**PROBLEM REQUIREMENTS**. Repeat each record below exactly, dropping the pictures.

**RECORDS FOR THE EXERCISE**.
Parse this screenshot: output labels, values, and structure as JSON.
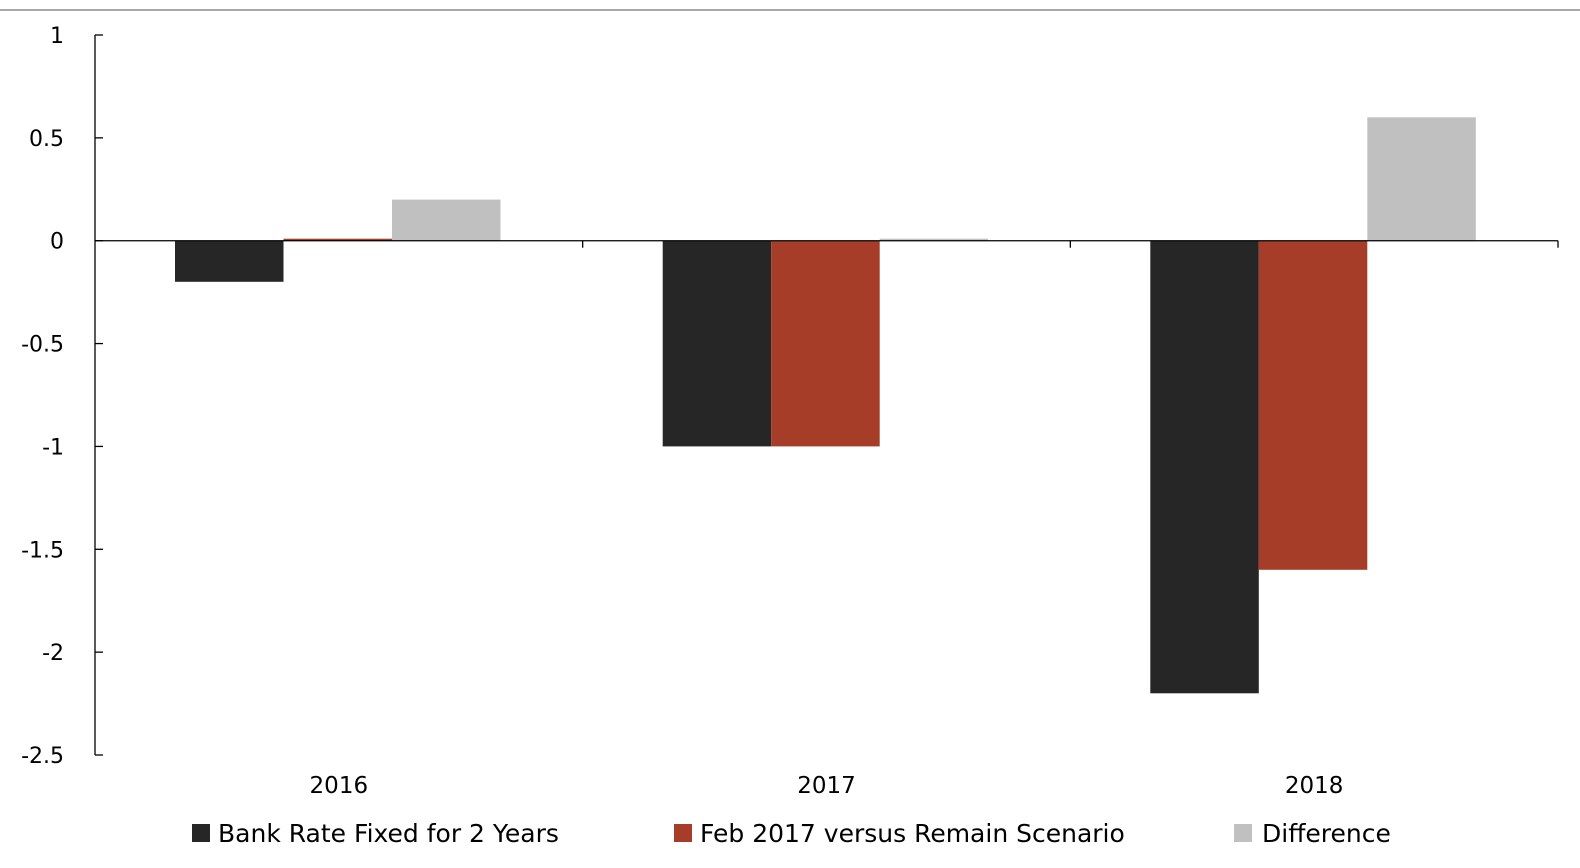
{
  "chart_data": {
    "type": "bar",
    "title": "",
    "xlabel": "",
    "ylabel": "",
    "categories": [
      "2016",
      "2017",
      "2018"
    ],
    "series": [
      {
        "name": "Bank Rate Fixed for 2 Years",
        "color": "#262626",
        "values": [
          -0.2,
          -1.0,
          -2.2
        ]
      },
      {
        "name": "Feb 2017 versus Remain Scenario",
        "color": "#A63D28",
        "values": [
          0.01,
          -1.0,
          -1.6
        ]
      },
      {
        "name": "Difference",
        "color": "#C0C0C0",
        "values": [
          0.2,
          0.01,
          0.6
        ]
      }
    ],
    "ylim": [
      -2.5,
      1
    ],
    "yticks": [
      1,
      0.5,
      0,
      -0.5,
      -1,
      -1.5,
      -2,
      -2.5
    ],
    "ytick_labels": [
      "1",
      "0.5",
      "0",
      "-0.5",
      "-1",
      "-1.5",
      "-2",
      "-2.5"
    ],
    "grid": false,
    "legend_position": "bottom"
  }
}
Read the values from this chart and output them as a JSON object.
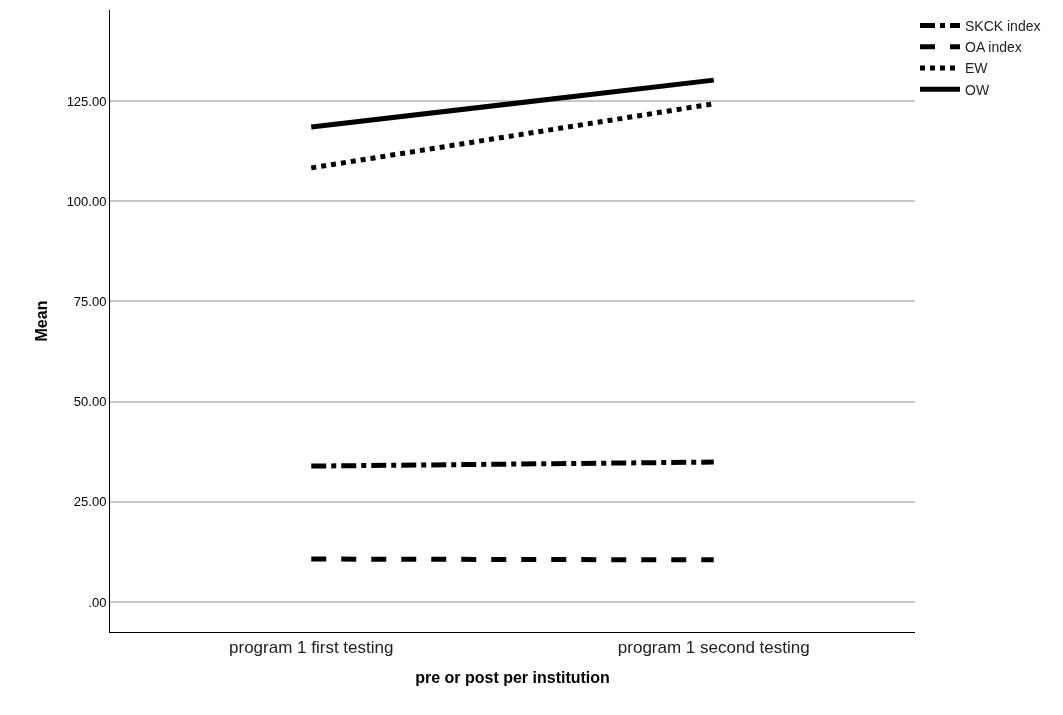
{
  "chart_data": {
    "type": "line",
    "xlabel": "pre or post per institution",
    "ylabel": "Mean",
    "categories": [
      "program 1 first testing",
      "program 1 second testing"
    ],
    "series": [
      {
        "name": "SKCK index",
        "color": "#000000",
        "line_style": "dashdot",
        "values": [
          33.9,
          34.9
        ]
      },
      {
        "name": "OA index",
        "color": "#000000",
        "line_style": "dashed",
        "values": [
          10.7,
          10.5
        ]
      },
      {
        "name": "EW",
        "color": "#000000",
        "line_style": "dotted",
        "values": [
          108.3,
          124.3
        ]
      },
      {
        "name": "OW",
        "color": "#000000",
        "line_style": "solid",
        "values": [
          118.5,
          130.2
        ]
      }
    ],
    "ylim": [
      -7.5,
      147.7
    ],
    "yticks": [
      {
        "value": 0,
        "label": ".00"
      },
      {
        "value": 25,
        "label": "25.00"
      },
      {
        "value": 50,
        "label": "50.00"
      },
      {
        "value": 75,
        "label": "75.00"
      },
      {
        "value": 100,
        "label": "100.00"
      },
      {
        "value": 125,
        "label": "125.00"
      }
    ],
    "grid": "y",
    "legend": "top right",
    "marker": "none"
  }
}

**SOLUTION TO THIS PROBLEM**.
Parse this screenshot: output labels, values, and structure as JSON.
{
  "chart_data": {
    "type": "bar",
    "title": "",
    "xlabel": "",
    "ylabel": "",
    "categories": [
      "2016",
      "2017",
      "2018"
    ],
    "series": [
      {
        "name": "Bank Rate Fixed for 2 Years",
        "color": "#262626",
        "values": [
          -0.2,
          -1.0,
          -2.2
        ]
      },
      {
        "name": "Feb 2017 versus Remain Scenario",
        "color": "#A63D28",
        "values": [
          0.01,
          -1.0,
          -1.6
        ]
      },
      {
        "name": "Difference",
        "color": "#C0C0C0",
        "values": [
          0.2,
          0.01,
          0.6
        ]
      }
    ],
    "ylim": [
      -2.5,
      1
    ],
    "yticks": [
      1,
      0.5,
      0,
      -0.5,
      -1,
      -1.5,
      -2,
      -2.5
    ],
    "ytick_labels": [
      "1",
      "0.5",
      "0",
      "-0.5",
      "-1",
      "-1.5",
      "-2",
      "-2.5"
    ],
    "grid": false,
    "legend_position": "bottom"
  }
}
Read the values from this chart and output them as a JSON object.
{
  "chart_data": {
    "type": "line",
    "xlabel": "pre or post per institution",
    "ylabel": "Mean",
    "categories": [
      "program 1 first testing",
      "program 1 second testing"
    ],
    "series": [
      {
        "name": "SKCK index",
        "color": "#000000",
        "line_style": "dashdot",
        "values": [
          33.9,
          34.9
        ]
      },
      {
        "name": "OA index",
        "color": "#000000",
        "line_style": "dashed",
        "values": [
          10.7,
          10.5
        ]
      },
      {
        "name": "EW",
        "color": "#000000",
        "line_style": "dotted",
        "values": [
          108.3,
          124.3
        ]
      },
      {
        "name": "OW",
        "color": "#000000",
        "line_style": "solid",
        "values": [
          118.5,
          130.2
        ]
      }
    ],
    "ylim": [
      -7.5,
      147.7
    ],
    "yticks": [
      {
        "value": 0,
        "label": ".00"
      },
      {
        "value": 25,
        "label": "25.00"
      },
      {
        "value": 50,
        "label": "50.00"
      },
      {
        "value": 75,
        "label": "75.00"
      },
      {
        "value": 100,
        "label": "100.00"
      },
      {
        "value": 125,
        "label": "125.00"
      }
    ],
    "grid": "y",
    "legend": "top right",
    "marker": "none"
  }
}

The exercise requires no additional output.